练习数据:
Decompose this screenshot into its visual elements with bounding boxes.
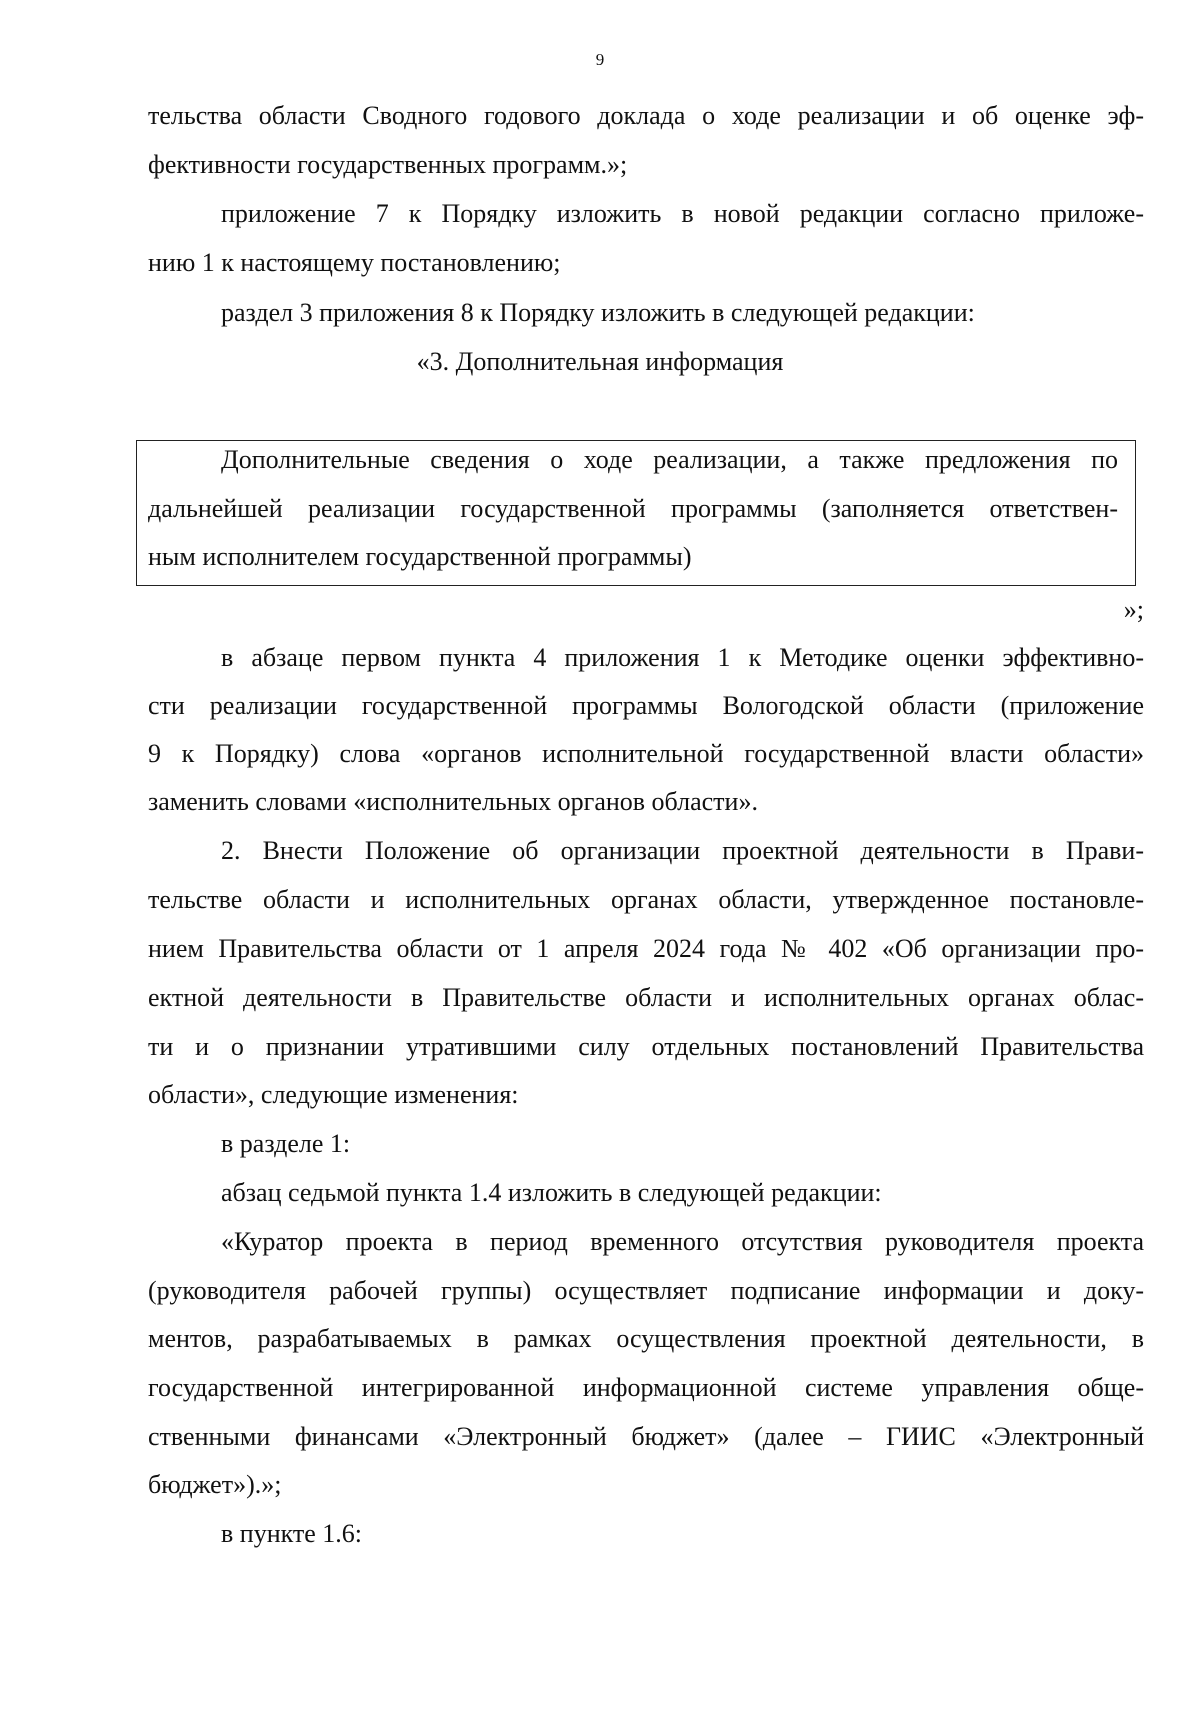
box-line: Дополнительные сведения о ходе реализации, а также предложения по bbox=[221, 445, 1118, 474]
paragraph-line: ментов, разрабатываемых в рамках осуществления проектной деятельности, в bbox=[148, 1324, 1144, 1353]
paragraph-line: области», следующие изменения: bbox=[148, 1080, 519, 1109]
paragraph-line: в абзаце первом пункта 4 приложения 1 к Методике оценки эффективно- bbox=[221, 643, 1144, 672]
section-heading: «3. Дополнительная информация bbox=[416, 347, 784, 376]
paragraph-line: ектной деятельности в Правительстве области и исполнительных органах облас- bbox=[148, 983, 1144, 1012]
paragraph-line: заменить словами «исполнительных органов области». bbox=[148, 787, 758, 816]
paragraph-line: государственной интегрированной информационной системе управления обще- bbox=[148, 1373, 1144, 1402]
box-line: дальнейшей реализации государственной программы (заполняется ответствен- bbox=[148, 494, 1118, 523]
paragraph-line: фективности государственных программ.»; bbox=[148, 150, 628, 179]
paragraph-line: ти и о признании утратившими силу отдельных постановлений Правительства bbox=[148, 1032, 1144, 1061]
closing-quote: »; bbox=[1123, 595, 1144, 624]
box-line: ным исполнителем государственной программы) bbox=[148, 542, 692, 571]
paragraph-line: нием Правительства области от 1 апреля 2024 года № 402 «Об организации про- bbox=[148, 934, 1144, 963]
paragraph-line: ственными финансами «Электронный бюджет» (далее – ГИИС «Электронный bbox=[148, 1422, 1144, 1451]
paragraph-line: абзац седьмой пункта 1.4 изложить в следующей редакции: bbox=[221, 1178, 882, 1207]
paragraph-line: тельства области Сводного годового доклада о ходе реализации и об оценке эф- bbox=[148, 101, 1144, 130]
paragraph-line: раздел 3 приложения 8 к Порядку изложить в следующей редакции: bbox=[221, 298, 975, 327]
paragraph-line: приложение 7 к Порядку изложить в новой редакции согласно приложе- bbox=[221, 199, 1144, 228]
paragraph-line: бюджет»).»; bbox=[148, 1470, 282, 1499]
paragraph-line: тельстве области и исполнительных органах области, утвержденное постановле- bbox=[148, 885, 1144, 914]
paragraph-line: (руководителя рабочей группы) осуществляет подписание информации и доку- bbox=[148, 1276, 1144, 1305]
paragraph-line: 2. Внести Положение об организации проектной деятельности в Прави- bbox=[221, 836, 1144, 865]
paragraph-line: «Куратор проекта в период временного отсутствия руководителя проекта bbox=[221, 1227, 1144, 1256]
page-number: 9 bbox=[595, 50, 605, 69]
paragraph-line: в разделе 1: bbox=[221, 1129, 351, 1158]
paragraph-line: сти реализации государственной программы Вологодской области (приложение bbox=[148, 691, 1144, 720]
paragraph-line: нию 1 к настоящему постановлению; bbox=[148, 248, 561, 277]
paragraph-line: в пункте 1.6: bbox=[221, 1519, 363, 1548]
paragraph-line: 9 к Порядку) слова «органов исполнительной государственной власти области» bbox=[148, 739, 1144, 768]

任务要求: 把上面全部记录逐行照原样抄写下来，答案中不要包含图片。

练习结果:
Decompose this screenshot into its visual elements with bounding boxes.
box-line: Дополнительные сведения о ходе реализации, а также предложения по bbox=[221, 445, 1118, 474]
paragraph-line: ментов, разрабатываемых в рамках осуществления проектной деятельности, в bbox=[148, 1324, 1144, 1353]
paragraph-line: области», следующие изменения: bbox=[148, 1080, 519, 1109]
paragraph-line: в абзаце первом пункта 4 приложения 1 к Методике оценки эффективно- bbox=[221, 643, 1144, 672]
section-heading: «3. Дополнительная информация bbox=[416, 347, 784, 376]
paragraph-line: ектной деятельности в Правительстве области и исполнительных органах облас- bbox=[148, 983, 1144, 1012]
paragraph-line: заменить словами «исполнительных органов области». bbox=[148, 787, 758, 816]
paragraph-line: государственной интегрированной информационной системе управления обще- bbox=[148, 1373, 1144, 1402]
box-line: дальнейшей реализации государственной программы (заполняется ответствен- bbox=[148, 494, 1118, 523]
paragraph-line: фективности государственных программ.»; bbox=[148, 150, 628, 179]
paragraph-line: ти и о признании утратившими силу отдельных постановлений Правительства bbox=[148, 1032, 1144, 1061]
closing-quote: »; bbox=[1123, 595, 1144, 624]
box-line: ным исполнителем государственной программы) bbox=[148, 542, 692, 571]
paragraph-line: нием Правительства области от 1 апреля 2024 года № 402 «Об организации про- bbox=[148, 934, 1144, 963]
paragraph-line: ственными финансами «Электронный бюджет» (далее – ГИИС «Электронный bbox=[148, 1422, 1144, 1451]
paragraph-line: абзац седьмой пункта 1.4 изложить в следующей редакции: bbox=[221, 1178, 882, 1207]
paragraph-line: тельства области Сводного годового доклада о ходе реализации и об оценке эф- bbox=[148, 101, 1144, 130]
paragraph-line: раздел 3 приложения 8 к Порядку изложить в следующей редакции: bbox=[221, 298, 975, 327]
paragraph-line: приложение 7 к Порядку изложить в новой редакции согласно приложе- bbox=[221, 199, 1144, 228]
paragraph-line: бюджет»).»; bbox=[148, 1470, 282, 1499]
paragraph-line: тельстве области и исполнительных органах области, утвержденное постановле- bbox=[148, 885, 1144, 914]
paragraph-line: (руководителя рабочей группы) осуществляет подписание информации и доку- bbox=[148, 1276, 1144, 1305]
paragraph-line: 2. Внести Положение об организации проектной деятельности в Прави- bbox=[221, 836, 1144, 865]
paragraph-line: «Куратор проекта в период временного отсутствия руководителя проекта bbox=[221, 1227, 1144, 1256]
page-number: 9 bbox=[595, 50, 605, 69]
paragraph-line: в разделе 1: bbox=[221, 1129, 351, 1158]
paragraph-line: сти реализации государственной программы Вологодской области (приложение bbox=[148, 691, 1144, 720]
paragraph-line: нию 1 к настоящему постановлению; bbox=[148, 248, 561, 277]
paragraph-line: в пункте 1.6: bbox=[221, 1519, 363, 1548]
paragraph-line: 9 к Порядку) слова «органов исполнительной государственной власти области» bbox=[148, 739, 1144, 768]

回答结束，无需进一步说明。